Rewrite the lines from the first one through the line containing "- gridline: [72, 266, 750, 268]", changing "bar-value-label" to "value-label" and leaving everything else as it is.
-- begin RAW RECORDS --
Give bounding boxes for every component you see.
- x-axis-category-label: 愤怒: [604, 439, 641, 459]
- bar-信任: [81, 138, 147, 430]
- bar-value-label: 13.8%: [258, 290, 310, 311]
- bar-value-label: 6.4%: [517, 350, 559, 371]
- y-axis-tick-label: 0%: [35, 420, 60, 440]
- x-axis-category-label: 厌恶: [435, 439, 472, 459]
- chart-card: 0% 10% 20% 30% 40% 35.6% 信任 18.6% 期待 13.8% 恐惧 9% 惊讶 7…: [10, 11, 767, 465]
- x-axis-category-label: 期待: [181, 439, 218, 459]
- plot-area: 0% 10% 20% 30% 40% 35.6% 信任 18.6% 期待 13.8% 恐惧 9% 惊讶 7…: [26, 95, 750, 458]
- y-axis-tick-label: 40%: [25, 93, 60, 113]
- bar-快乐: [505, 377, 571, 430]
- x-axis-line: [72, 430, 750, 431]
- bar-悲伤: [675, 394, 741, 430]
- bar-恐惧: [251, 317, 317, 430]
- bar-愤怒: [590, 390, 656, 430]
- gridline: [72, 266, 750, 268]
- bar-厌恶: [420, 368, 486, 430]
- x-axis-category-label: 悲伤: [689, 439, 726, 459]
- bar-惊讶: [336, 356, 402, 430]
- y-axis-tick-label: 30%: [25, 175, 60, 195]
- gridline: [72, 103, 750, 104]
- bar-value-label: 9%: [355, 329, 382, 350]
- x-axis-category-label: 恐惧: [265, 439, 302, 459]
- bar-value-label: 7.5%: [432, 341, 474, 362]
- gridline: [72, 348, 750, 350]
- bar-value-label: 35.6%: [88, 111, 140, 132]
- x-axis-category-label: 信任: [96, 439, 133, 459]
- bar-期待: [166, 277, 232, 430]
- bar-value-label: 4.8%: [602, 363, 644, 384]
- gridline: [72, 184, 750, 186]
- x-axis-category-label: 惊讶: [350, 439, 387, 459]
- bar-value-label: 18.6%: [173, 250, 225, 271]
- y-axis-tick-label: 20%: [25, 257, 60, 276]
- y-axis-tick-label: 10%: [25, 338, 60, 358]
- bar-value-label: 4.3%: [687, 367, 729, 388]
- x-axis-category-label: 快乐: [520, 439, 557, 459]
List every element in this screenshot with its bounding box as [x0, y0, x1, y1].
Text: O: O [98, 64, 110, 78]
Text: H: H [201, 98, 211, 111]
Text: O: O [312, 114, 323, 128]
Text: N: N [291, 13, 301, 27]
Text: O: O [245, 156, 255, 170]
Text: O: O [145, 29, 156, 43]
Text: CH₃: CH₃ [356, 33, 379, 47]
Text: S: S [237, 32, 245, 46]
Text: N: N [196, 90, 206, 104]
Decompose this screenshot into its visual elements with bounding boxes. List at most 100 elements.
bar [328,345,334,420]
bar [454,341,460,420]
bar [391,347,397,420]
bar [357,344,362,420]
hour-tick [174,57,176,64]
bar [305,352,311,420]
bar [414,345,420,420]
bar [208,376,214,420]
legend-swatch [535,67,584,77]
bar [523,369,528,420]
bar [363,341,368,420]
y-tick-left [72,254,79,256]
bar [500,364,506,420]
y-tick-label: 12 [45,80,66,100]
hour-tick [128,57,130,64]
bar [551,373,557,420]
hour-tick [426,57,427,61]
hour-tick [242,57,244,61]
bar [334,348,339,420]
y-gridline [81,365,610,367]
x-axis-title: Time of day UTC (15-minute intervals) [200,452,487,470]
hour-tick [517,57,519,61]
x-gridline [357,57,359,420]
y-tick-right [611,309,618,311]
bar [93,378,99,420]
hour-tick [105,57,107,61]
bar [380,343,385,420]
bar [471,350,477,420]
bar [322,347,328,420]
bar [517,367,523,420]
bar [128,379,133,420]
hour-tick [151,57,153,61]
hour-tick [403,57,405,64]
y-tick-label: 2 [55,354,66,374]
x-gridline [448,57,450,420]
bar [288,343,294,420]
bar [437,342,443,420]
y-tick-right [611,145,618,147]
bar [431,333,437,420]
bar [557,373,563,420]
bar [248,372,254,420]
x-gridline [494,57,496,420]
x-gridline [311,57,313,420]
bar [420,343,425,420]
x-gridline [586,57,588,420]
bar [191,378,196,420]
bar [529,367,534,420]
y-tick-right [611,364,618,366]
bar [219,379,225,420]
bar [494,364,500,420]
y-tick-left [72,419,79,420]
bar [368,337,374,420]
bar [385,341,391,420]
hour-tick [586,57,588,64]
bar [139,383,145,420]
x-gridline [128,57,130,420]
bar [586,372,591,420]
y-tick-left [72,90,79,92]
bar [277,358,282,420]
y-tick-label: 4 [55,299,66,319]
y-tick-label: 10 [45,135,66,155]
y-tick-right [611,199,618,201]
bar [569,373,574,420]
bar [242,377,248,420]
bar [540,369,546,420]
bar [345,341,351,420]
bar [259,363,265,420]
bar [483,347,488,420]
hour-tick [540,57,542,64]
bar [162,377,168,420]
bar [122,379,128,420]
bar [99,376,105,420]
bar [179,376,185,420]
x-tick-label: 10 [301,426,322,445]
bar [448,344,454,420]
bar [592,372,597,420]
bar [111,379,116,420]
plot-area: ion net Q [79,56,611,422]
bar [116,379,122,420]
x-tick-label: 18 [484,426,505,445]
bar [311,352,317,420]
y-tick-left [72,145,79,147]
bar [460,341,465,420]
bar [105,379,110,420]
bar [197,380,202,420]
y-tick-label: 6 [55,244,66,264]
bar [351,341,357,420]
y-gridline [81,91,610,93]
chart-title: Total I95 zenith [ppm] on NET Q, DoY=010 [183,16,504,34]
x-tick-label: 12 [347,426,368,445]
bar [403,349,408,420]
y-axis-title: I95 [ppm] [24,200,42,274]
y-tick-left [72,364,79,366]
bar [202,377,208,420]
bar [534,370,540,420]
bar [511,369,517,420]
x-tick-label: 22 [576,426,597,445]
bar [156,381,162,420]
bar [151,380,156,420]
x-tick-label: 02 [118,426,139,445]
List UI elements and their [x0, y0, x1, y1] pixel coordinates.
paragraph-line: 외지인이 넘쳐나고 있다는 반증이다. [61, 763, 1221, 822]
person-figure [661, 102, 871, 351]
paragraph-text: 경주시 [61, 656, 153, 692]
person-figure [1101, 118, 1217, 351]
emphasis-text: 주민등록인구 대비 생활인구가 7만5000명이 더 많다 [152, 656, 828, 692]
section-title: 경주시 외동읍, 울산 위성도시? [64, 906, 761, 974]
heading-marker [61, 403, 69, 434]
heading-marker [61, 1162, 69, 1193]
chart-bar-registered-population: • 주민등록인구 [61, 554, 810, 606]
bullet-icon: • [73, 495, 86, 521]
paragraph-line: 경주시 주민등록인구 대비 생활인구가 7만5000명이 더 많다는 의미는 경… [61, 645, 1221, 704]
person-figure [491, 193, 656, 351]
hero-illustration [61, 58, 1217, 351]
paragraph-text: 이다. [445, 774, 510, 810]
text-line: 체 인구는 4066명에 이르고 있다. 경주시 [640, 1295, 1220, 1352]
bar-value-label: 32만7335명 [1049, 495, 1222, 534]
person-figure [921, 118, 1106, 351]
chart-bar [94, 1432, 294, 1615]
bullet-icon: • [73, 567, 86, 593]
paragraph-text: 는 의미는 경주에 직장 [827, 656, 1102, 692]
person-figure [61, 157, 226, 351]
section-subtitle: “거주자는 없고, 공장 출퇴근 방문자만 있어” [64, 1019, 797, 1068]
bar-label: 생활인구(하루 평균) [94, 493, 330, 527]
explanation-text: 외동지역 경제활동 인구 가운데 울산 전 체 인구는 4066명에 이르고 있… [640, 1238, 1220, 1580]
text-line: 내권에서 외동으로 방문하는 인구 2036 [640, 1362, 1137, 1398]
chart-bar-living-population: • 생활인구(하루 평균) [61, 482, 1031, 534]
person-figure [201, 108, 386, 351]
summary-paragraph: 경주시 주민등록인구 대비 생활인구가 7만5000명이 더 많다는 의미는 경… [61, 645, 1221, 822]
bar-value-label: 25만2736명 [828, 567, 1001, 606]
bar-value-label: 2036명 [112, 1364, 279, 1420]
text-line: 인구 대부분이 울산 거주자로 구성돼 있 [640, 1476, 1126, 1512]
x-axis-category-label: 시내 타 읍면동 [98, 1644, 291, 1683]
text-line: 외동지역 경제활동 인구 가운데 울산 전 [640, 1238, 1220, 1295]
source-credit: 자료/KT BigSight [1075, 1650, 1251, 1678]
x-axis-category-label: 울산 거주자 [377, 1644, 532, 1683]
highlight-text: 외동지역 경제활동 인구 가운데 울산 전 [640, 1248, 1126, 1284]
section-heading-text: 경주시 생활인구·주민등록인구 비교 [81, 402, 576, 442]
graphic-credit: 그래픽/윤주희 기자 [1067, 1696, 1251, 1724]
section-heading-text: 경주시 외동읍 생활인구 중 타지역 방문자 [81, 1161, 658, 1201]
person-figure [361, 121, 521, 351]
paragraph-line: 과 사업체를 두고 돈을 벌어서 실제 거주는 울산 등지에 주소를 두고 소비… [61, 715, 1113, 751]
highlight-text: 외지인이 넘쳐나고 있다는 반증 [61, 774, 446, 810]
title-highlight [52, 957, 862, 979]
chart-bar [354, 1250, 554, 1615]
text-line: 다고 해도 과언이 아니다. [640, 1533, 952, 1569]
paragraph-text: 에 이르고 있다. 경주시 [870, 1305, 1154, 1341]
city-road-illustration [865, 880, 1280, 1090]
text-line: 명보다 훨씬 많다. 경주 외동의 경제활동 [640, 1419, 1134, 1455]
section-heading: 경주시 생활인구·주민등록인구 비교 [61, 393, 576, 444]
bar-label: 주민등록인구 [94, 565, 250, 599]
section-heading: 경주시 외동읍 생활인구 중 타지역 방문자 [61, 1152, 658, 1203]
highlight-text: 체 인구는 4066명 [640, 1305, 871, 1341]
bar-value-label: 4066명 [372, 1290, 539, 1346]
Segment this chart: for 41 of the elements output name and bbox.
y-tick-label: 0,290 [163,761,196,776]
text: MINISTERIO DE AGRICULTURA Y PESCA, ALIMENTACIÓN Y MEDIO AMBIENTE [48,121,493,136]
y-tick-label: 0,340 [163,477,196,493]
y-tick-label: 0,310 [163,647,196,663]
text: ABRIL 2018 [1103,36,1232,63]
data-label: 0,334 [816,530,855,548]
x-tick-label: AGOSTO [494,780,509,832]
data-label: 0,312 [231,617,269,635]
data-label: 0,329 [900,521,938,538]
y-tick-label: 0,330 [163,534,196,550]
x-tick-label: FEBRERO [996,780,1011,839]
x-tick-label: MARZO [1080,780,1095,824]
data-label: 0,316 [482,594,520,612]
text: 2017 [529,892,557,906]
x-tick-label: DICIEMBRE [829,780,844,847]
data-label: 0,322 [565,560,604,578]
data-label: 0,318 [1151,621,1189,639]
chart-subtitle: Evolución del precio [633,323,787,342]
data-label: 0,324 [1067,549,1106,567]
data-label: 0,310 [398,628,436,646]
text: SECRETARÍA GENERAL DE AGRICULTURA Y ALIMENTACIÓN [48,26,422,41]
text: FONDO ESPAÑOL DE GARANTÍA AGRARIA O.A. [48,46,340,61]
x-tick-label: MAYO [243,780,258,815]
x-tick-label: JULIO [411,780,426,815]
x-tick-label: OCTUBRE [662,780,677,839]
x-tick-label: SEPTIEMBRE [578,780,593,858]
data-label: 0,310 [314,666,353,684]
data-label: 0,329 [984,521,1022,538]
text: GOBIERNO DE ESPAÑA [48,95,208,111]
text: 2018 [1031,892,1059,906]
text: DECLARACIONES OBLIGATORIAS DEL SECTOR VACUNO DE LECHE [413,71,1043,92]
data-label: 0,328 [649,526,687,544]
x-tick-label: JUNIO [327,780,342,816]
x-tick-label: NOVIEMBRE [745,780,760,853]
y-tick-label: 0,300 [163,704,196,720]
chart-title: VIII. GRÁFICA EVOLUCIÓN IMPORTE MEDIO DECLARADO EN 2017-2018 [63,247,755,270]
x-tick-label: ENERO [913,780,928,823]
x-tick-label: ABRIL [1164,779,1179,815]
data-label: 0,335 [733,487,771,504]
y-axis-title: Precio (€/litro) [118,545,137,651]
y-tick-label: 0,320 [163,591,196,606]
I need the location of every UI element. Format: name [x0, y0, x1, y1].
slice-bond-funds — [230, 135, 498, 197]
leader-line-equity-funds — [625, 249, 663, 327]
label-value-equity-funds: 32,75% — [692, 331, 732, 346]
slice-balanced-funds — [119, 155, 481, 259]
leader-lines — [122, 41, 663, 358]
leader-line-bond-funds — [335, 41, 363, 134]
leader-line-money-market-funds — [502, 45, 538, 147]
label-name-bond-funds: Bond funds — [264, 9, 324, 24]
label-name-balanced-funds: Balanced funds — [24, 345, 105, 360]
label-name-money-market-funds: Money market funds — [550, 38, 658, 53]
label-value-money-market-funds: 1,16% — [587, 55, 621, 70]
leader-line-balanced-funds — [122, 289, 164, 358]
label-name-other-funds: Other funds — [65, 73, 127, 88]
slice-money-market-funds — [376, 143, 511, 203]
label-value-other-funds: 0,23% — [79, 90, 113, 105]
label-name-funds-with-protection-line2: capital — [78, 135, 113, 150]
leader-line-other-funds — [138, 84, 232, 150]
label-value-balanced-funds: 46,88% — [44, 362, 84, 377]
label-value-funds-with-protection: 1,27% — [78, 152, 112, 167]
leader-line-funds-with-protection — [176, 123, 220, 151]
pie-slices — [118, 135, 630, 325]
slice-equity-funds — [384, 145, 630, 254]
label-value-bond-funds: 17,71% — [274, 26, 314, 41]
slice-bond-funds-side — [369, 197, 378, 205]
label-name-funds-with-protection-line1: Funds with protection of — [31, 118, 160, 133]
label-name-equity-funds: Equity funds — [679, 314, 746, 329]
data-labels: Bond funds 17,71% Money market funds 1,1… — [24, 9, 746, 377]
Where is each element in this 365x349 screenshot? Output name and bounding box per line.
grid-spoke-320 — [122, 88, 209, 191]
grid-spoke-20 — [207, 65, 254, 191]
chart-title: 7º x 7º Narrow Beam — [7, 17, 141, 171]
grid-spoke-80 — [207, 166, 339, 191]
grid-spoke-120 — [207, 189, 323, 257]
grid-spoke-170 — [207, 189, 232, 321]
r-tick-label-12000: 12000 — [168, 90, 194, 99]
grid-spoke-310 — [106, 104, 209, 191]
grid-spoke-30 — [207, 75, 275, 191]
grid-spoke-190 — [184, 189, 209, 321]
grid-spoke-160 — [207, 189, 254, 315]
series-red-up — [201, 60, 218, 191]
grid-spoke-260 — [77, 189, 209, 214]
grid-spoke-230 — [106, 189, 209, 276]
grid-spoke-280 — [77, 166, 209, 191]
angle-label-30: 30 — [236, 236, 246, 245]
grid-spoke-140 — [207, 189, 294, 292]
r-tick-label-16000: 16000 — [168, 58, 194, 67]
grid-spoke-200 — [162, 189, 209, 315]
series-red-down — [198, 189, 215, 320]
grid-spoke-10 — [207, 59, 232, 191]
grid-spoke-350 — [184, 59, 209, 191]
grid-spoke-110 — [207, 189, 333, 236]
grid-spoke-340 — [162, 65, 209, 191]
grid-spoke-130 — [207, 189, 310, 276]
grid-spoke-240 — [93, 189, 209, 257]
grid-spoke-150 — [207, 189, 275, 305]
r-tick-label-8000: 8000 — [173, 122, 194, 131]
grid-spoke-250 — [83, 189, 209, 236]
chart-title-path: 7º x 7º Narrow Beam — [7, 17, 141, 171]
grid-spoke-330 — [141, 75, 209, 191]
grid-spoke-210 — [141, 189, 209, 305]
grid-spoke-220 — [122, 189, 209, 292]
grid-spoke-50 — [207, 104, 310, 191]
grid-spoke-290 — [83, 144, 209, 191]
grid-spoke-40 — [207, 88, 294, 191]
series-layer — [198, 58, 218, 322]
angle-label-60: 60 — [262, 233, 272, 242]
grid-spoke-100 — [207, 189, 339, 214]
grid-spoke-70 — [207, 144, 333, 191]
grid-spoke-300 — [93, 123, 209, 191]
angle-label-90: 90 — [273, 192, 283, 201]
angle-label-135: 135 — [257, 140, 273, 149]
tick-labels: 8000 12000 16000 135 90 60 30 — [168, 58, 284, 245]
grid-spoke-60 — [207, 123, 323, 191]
-- end RAW RECORDS --
_RESPONSE FOR THIS EXERCISE_
Give bounding boxes for every component you see.
- x-axis-category-label: 愤怒: [604, 439, 641, 459]
- bar-信任: [81, 138, 147, 430]
- value-label: 13.8%: [258, 290, 310, 311]
- value-label: 6.4%: [517, 350, 559, 371]
- y-axis-tick-label: 0%: [35, 420, 60, 440]
- x-axis-category-label: 厌恶: [435, 439, 472, 459]
- chart-card: 0% 10% 20% 30% 40% 35.6% 信任 18.6% 期待 13.8% 恐惧 9% 惊讶 7…: [10, 11, 767, 465]
- x-axis-category-label: 期待: [181, 439, 218, 459]
- plot-area: 0% 10% 20% 30% 40% 35.6% 信任 18.6% 期待 13.8% 恐惧 9% 惊讶 7…: [26, 95, 750, 458]
- y-axis-tick-label: 40%: [25, 93, 60, 113]
- bar-快乐: [505, 377, 571, 430]
- x-axis-line: [72, 430, 750, 431]
- bar-悲伤: [675, 394, 741, 430]
- bar-恐惧: [251, 317, 317, 430]
- bar-愤怒: [590, 390, 656, 430]
- gridline: [72, 266, 750, 268]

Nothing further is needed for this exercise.